Aim: Lines containing the string "private" are to be counted. Write only how many there are.

== Dataset records

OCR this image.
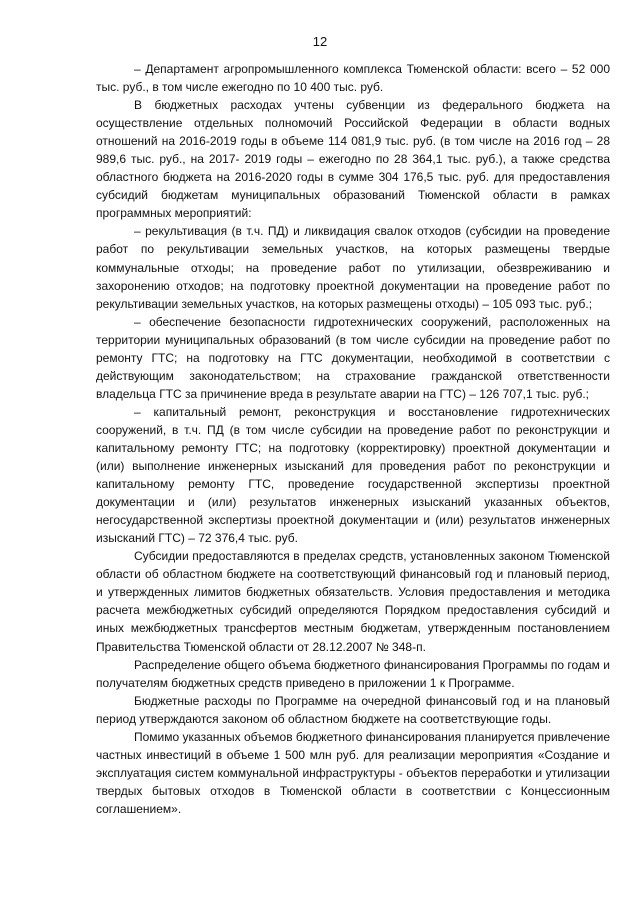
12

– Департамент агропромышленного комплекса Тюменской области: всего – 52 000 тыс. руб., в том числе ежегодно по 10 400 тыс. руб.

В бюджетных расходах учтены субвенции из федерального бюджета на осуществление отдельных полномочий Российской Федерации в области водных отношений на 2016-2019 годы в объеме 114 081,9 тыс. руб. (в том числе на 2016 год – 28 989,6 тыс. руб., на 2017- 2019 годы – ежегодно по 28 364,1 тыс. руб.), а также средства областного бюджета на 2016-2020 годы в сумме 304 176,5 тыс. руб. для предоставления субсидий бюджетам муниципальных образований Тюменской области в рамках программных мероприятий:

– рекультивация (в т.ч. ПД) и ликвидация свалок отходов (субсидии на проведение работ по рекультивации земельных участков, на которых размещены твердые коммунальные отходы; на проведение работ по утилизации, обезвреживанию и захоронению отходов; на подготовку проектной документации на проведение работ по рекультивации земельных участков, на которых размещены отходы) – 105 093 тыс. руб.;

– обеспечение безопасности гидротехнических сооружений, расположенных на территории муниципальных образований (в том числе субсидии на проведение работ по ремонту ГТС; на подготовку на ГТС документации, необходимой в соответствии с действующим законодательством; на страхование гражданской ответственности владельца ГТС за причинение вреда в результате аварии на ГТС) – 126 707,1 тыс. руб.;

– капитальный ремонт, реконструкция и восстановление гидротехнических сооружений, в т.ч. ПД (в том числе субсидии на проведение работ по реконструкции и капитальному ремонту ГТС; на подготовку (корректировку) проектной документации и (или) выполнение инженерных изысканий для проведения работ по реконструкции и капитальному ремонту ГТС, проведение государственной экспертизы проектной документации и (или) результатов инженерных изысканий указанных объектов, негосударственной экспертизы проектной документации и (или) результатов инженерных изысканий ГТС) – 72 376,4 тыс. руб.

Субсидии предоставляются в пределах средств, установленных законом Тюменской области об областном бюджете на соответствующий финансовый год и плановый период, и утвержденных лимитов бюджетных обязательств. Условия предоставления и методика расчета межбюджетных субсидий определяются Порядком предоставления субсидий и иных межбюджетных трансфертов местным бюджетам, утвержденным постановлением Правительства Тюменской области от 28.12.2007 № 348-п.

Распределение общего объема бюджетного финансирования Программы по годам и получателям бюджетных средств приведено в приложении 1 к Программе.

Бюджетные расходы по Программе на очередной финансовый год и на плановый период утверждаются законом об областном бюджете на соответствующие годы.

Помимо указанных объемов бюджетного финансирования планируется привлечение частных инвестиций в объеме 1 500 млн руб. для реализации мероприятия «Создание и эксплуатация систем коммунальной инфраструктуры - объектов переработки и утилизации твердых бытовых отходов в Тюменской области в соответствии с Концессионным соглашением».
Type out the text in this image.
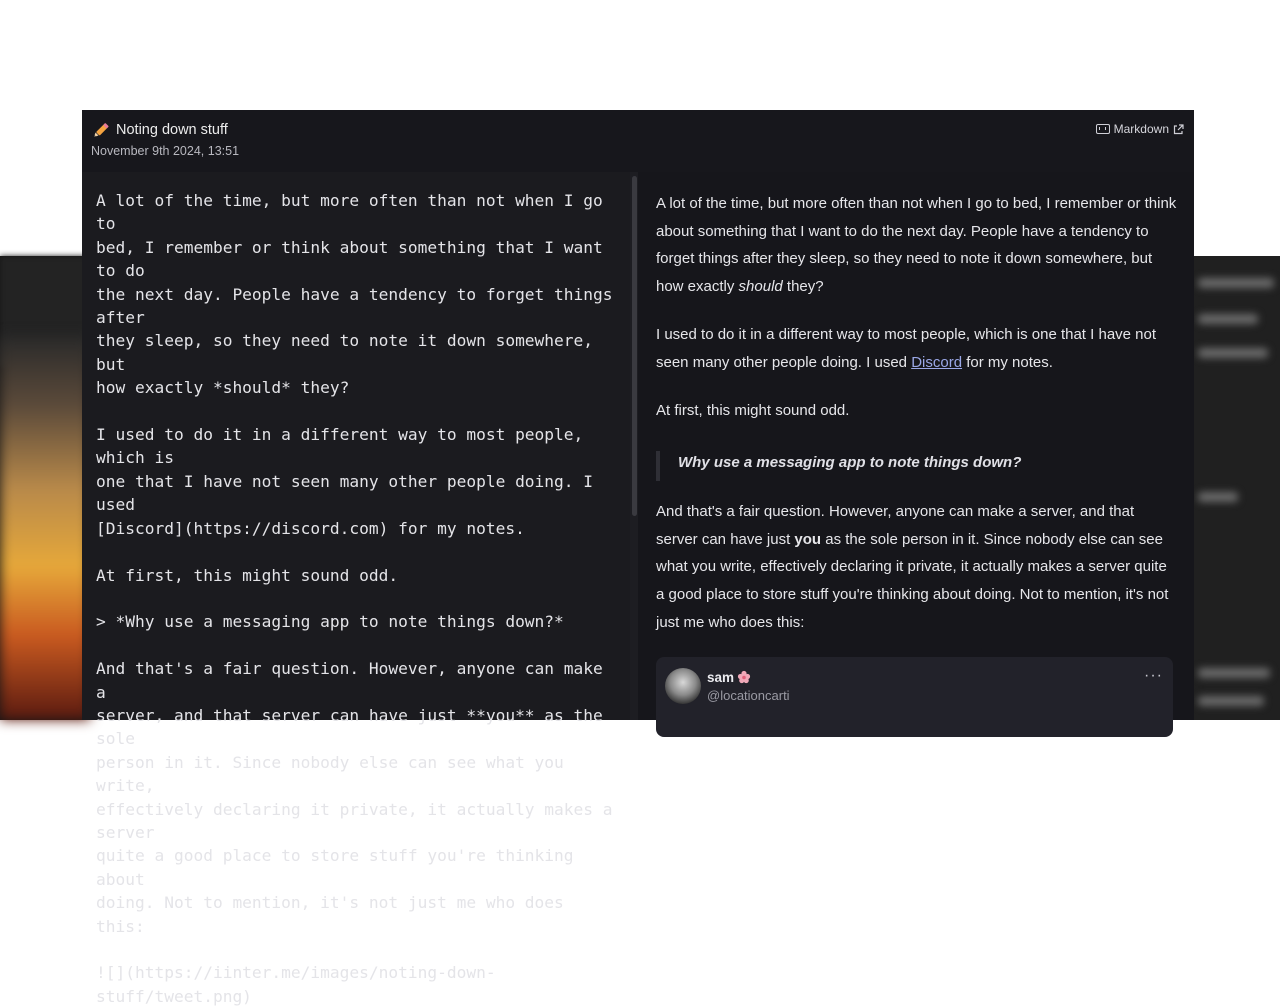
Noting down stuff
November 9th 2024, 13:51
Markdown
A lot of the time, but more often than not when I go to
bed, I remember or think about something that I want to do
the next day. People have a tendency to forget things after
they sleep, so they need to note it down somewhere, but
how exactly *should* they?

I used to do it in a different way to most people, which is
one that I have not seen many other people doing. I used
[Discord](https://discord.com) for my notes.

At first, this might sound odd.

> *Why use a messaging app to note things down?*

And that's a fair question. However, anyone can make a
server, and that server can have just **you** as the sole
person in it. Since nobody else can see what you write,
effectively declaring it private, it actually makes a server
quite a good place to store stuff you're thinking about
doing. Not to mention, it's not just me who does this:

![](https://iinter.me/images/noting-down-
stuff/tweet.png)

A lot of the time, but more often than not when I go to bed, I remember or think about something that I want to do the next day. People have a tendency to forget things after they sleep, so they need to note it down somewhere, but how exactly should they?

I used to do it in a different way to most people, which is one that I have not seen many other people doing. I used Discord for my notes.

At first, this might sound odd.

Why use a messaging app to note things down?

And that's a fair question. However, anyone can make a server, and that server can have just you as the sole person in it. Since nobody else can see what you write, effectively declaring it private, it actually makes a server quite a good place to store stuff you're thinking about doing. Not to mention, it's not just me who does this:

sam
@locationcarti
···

====
== Dataset records

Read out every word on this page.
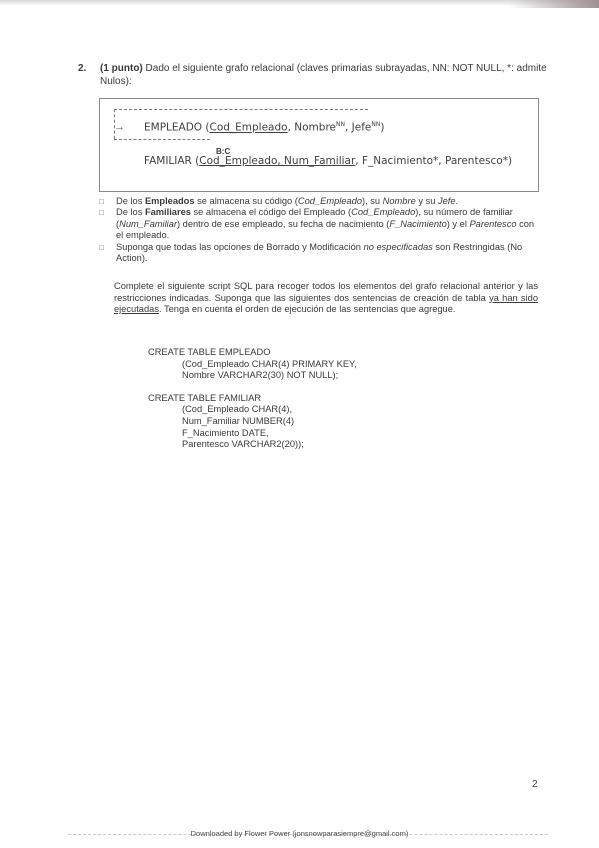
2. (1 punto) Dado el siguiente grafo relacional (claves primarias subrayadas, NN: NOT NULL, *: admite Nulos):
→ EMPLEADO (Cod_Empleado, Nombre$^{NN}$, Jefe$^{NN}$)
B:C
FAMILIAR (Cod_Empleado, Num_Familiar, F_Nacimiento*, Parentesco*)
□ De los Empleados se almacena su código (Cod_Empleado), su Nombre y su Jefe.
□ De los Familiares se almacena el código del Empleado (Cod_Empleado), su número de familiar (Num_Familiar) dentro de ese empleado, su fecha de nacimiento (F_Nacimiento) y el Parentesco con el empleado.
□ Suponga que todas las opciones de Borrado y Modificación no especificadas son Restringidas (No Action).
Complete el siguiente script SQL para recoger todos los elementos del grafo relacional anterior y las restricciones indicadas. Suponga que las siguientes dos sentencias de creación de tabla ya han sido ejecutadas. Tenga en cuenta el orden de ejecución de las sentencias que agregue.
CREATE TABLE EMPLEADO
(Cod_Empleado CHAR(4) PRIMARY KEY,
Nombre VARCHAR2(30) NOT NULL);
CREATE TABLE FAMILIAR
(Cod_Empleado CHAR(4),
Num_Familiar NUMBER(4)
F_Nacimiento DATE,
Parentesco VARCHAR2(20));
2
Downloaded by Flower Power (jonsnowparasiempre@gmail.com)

====
== Dataset records

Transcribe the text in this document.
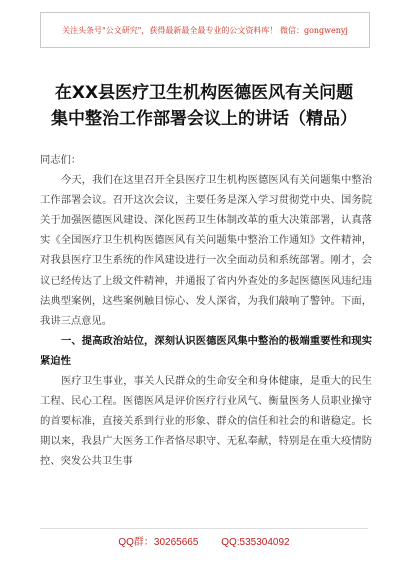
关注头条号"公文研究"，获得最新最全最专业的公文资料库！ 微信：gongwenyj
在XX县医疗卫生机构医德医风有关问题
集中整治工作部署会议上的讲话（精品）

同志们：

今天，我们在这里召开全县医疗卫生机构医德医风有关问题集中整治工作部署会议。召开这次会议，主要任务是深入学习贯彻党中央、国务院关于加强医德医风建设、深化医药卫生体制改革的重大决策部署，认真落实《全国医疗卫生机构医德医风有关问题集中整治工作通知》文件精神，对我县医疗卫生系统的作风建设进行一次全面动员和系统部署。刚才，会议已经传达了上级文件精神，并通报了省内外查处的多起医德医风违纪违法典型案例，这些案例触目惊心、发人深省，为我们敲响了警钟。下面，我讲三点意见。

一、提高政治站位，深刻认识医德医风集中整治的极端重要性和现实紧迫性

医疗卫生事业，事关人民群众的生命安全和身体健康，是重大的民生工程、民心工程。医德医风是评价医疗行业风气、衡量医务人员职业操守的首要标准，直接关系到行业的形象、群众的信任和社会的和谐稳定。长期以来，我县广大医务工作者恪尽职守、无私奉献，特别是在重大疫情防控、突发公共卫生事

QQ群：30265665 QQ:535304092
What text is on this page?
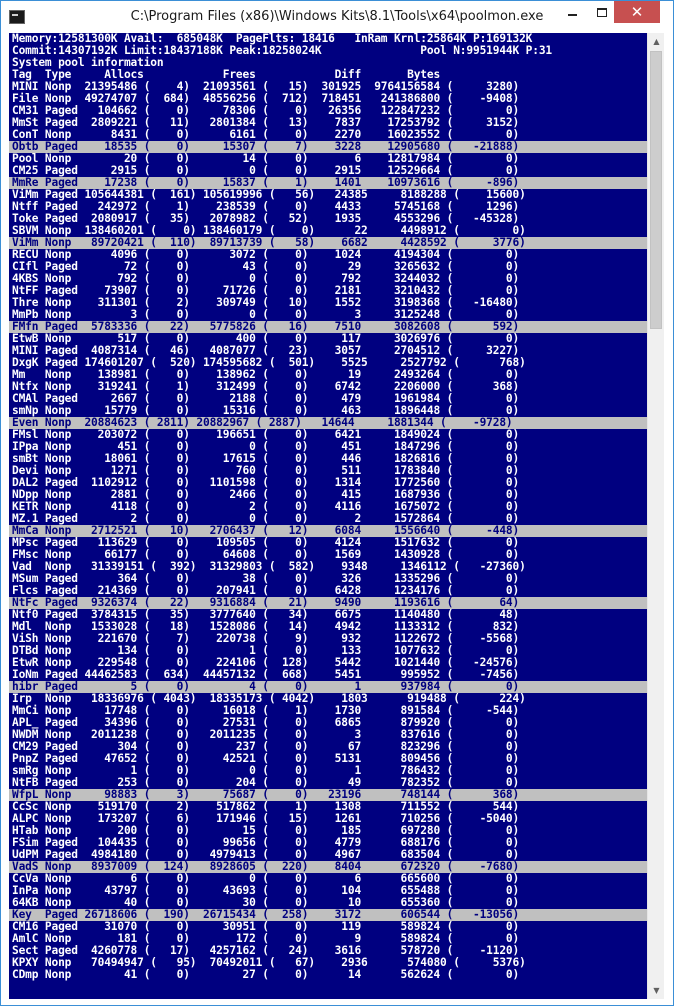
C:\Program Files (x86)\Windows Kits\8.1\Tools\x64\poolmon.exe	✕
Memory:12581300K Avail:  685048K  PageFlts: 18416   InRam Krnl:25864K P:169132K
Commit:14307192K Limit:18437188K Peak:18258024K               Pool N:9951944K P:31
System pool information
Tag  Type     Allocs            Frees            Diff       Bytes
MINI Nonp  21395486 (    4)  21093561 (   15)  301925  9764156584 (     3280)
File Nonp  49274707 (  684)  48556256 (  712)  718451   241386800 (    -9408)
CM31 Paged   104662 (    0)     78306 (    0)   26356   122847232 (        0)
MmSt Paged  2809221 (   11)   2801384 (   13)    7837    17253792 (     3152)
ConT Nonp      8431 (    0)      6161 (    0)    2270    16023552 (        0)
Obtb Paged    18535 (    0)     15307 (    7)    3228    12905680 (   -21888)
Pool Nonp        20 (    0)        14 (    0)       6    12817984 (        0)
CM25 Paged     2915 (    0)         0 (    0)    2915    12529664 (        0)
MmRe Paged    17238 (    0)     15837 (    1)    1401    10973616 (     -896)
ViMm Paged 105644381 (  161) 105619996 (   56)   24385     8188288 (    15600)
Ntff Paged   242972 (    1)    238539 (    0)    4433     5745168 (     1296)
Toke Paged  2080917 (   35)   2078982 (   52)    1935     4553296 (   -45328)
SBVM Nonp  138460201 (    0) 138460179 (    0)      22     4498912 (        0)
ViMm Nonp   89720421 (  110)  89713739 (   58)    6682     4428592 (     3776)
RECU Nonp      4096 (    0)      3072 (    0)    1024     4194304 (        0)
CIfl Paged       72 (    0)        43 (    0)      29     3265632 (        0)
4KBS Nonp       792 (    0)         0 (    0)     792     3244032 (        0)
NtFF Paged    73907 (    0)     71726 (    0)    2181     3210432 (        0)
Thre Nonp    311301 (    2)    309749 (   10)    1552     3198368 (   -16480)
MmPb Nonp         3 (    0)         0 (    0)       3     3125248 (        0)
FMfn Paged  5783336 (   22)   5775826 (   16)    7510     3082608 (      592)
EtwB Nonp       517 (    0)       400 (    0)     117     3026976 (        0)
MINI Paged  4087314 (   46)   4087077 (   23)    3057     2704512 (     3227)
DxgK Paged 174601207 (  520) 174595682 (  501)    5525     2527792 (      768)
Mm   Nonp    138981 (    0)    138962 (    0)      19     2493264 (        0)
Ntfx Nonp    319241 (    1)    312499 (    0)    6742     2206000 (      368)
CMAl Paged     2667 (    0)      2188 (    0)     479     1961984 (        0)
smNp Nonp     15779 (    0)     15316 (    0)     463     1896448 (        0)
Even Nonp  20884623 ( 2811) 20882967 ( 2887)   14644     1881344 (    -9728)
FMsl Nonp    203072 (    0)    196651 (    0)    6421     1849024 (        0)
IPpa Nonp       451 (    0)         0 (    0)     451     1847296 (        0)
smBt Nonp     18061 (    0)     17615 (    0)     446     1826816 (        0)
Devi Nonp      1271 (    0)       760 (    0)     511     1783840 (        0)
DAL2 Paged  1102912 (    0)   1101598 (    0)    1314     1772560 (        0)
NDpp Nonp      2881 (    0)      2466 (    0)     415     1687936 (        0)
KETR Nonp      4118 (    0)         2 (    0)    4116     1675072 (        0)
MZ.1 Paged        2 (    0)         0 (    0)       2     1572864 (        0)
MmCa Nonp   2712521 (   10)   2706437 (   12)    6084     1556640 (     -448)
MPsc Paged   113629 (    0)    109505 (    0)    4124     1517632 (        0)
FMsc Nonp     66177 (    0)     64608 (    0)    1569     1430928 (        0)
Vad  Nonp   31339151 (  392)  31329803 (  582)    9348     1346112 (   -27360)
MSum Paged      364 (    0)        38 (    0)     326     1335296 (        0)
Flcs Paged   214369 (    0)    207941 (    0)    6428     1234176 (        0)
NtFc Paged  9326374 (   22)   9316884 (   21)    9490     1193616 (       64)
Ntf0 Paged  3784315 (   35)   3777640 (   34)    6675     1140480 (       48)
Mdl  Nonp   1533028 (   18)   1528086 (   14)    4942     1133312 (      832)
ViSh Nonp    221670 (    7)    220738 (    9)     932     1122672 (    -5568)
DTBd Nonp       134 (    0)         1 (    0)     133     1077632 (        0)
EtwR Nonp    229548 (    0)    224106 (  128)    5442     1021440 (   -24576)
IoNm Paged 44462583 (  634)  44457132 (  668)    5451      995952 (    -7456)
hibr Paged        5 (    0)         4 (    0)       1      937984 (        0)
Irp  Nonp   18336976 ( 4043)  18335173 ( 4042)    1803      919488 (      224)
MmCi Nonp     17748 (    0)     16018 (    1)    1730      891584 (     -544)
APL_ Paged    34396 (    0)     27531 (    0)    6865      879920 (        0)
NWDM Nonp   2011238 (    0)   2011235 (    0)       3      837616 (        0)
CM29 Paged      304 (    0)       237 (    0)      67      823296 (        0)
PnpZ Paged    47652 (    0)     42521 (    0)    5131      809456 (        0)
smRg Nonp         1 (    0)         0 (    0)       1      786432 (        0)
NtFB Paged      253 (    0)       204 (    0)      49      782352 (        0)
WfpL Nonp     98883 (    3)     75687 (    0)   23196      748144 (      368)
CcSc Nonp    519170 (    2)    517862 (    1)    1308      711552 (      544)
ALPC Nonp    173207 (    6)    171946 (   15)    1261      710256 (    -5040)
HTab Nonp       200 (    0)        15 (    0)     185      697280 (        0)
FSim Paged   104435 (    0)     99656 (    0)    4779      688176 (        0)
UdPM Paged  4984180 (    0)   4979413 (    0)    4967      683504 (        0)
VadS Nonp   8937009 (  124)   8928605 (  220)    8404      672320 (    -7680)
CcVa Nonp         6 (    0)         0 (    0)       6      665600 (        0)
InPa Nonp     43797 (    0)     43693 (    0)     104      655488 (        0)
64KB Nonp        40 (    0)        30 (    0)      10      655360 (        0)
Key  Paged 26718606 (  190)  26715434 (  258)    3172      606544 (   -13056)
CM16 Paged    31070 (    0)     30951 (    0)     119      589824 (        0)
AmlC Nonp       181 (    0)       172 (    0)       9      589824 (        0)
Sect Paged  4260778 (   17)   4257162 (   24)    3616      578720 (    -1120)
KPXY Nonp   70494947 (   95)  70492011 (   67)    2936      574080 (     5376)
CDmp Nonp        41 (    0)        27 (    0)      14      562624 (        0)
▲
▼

====

Exercise solution: 2